> [Do this] Collect the lines of the entries where "color" shows up.

## START

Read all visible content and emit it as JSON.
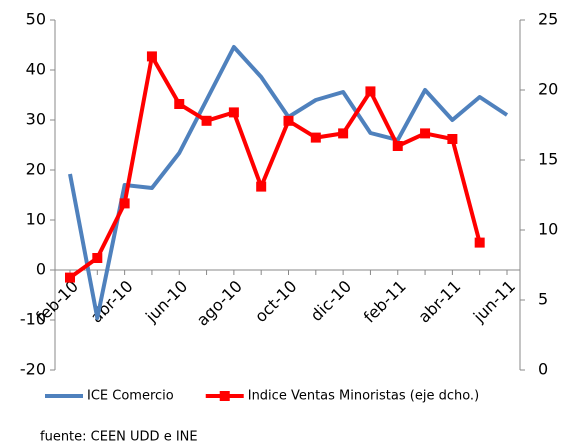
{
  "chart_data": {
    "type": "line",
    "categories": [
      "feb-10",
      null,
      "abr-10",
      null,
      "jun-10",
      null,
      "ago-10",
      null,
      "oct-10",
      null,
      "dic-10",
      null,
      "feb-11",
      null,
      "abr-11",
      null,
      "jun-11"
    ],
    "series": [
      {
        "name": "ICE Comercio",
        "color": "#4f81bd",
        "values": [
          19.2,
          -9.6,
          17,
          16.4,
          23.4,
          34,
          44.6,
          38.6,
          30.6,
          34,
          35.6,
          27.4,
          26,
          36,
          30,
          34.6,
          31
        ]
      },
      {
        "name": "Indice Ventas Minoristas (eje dcho.)",
        "color": "#ff0000",
        "axis": "y2",
        "values": [
          6.6,
          8.0,
          11.9,
          22.4,
          19.0,
          17.8,
          18.4,
          13.1,
          17.8,
          16.6,
          16.9,
          19.9,
          16.0,
          16.9,
          16.5,
          9.1,
          null
        ]
      }
    ],
    "ylim": [
      -20,
      50
    ],
    "yticks": [
      -20,
      -10,
      0,
      10,
      20,
      30,
      40,
      50
    ],
    "y2lim": [
      0,
      25
    ],
    "y2ticks": [
      0,
      5,
      10,
      15,
      20,
      25
    ],
    "grid": false,
    "legend": "bottom",
    "source": "fuente: CEEN UDD e INE"
  }
}
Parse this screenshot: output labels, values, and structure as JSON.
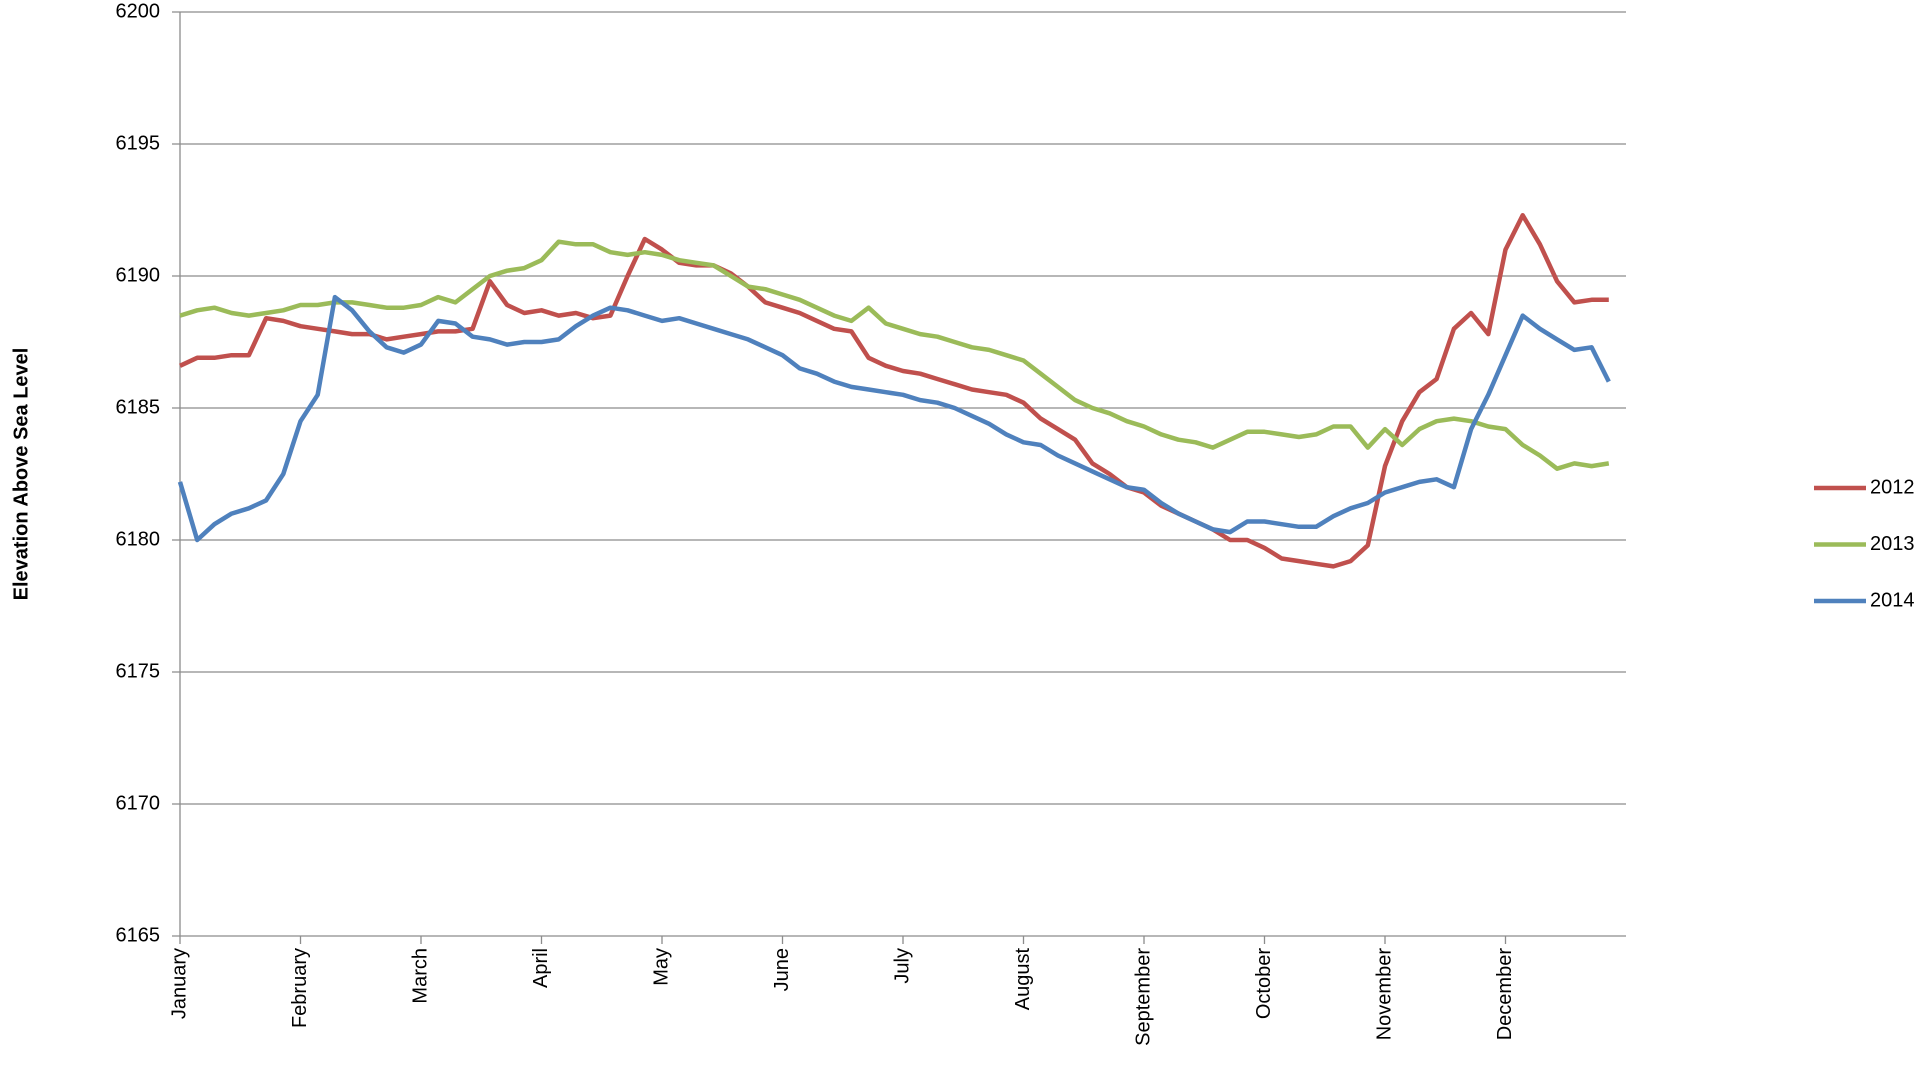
{
  "chart_data": {
    "type": "line",
    "ylabel": "Elevation Above Sea Level",
    "categories": [
      "January",
      null,
      null,
      null,
      null,
      null,
      null,
      "February",
      null,
      null,
      null,
      null,
      null,
      null,
      "March",
      null,
      null,
      null,
      null,
      null,
      null,
      "April",
      null,
      null,
      null,
      null,
      null,
      null,
      "May",
      null,
      null,
      null,
      null,
      null,
      null,
      "June",
      null,
      null,
      null,
      null,
      null,
      null,
      "July",
      null,
      null,
      null,
      null,
      null,
      null,
      "August",
      null,
      null,
      null,
      null,
      null,
      null,
      "September",
      null,
      null,
      null,
      null,
      null,
      null,
      "October",
      null,
      null,
      null,
      null,
      null,
      null,
      "November",
      null,
      null,
      null,
      null,
      null,
      null,
      "December",
      null,
      null,
      null,
      null,
      null,
      null
    ],
    "series": [
      {
        "name": "2012",
        "color": "#c0504d",
        "values": [
          6186.6,
          6186.9,
          6186.9,
          6187.0,
          6187.0,
          6188.4,
          6188.3,
          6188.1,
          6188.0,
          6187.9,
          6187.8,
          6187.8,
          6187.6,
          6187.7,
          6187.8,
          6187.9,
          6187.9,
          6188.0,
          6189.8,
          6188.9,
          6188.6,
          6188.7,
          6188.5,
          6188.6,
          6188.4,
          6188.5,
          6190.0,
          6191.4,
          6191.0,
          6190.5,
          6190.4,
          6190.4,
          6190.1,
          6189.6,
          6189.0,
          6188.8,
          6188.6,
          6188.3,
          6188.0,
          6187.9,
          6186.9,
          6186.6,
          6186.4,
          6186.3,
          6186.1,
          6185.9,
          6185.7,
          6185.6,
          6185.5,
          6185.2,
          6184.6,
          6184.2,
          6183.8,
          6182.9,
          6182.5,
          6182.0,
          6181.8,
          6181.3,
          6181.0,
          6180.7,
          6180.4,
          6180.0,
          6180.0,
          6179.7,
          6179.3,
          6179.2,
          6179.1,
          6179.0,
          6179.2,
          6179.8,
          6182.8,
          6184.5,
          6185.6,
          6186.1,
          6188.0,
          6188.6,
          6187.8,
          6191.0,
          6192.3,
          6191.2,
          6189.8,
          6189.0,
          6189.1,
          6189.1
        ]
      },
      {
        "name": "2013",
        "color": "#9bbb59",
        "values": [
          6188.5,
          6188.7,
          6188.8,
          6188.6,
          6188.5,
          6188.6,
          6188.7,
          6188.9,
          6188.9,
          6189.0,
          6189.0,
          6188.9,
          6188.8,
          6188.8,
          6188.9,
          6189.2,
          6189.0,
          6189.5,
          6190.0,
          6190.2,
          6190.3,
          6190.6,
          6191.3,
          6191.2,
          6191.2,
          6190.9,
          6190.8,
          6190.9,
          6190.8,
          6190.6,
          6190.5,
          6190.4,
          6190.0,
          6189.6,
          6189.5,
          6189.3,
          6189.1,
          6188.8,
          6188.5,
          6188.3,
          6188.8,
          6188.2,
          6188.0,
          6187.8,
          6187.7,
          6187.5,
          6187.3,
          6187.2,
          6187.0,
          6186.8,
          6186.3,
          6185.8,
          6185.3,
          6185.0,
          6184.8,
          6184.5,
          6184.3,
          6184.0,
          6183.8,
          6183.7,
          6183.5,
          6183.8,
          6184.1,
          6184.1,
          6184.0,
          6183.9,
          6184.0,
          6184.3,
          6184.3,
          6183.5,
          6184.2,
          6183.6,
          6184.2,
          6184.5,
          6184.6,
          6184.5,
          6184.3,
          6184.2,
          6183.6,
          6183.2,
          6182.7,
          6182.9,
          6182.8,
          6182.9
        ]
      },
      {
        "name": "2014",
        "color": "#4f81bd",
        "values": [
          6182.2,
          6180.0,
          6180.6,
          6181.0,
          6181.2,
          6181.5,
          6182.5,
          6184.5,
          6185.5,
          6189.2,
          6188.7,
          6187.9,
          6187.3,
          6187.1,
          6187.4,
          6188.3,
          6188.2,
          6187.7,
          6187.6,
          6187.4,
          6187.5,
          6187.5,
          6187.6,
          6188.1,
          6188.5,
          6188.8,
          6188.7,
          6188.5,
          6188.3,
          6188.4,
          6188.2,
          6188.0,
          6187.8,
          6187.6,
          6187.3,
          6187.0,
          6186.5,
          6186.3,
          6186.0,
          6185.8,
          6185.7,
          6185.6,
          6185.5,
          6185.3,
          6185.2,
          6185.0,
          6184.7,
          6184.4,
          6184.0,
          6183.7,
          6183.6,
          6183.2,
          6182.9,
          6182.6,
          6182.3,
          6182.0,
          6181.9,
          6181.4,
          6181.0,
          6180.7,
          6180.4,
          6180.3,
          6180.7,
          6180.7,
          6180.6,
          6180.5,
          6180.5,
          6180.9,
          6181.2,
          6181.4,
          6181.8,
          6182.0,
          6182.2,
          6182.3,
          6182.0,
          6184.2,
          6185.5,
          6187.0,
          6188.5,
          6188.0,
          6187.6,
          6187.2,
          6187.3,
          6186.0
        ]
      }
    ],
    "ylim": [
      6165,
      6200
    ],
    "yticks": [
      6165,
      6170,
      6175,
      6180,
      6185,
      6190,
      6195,
      6200
    ],
    "grid": true,
    "legend": "right"
  }
}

## END

> [The result]
        "color": "#4f81bd",
        "color": "#ff0000",
        "color": "#c0504d",
        "color": "#9bbb59",
        "color": "#4f81bd",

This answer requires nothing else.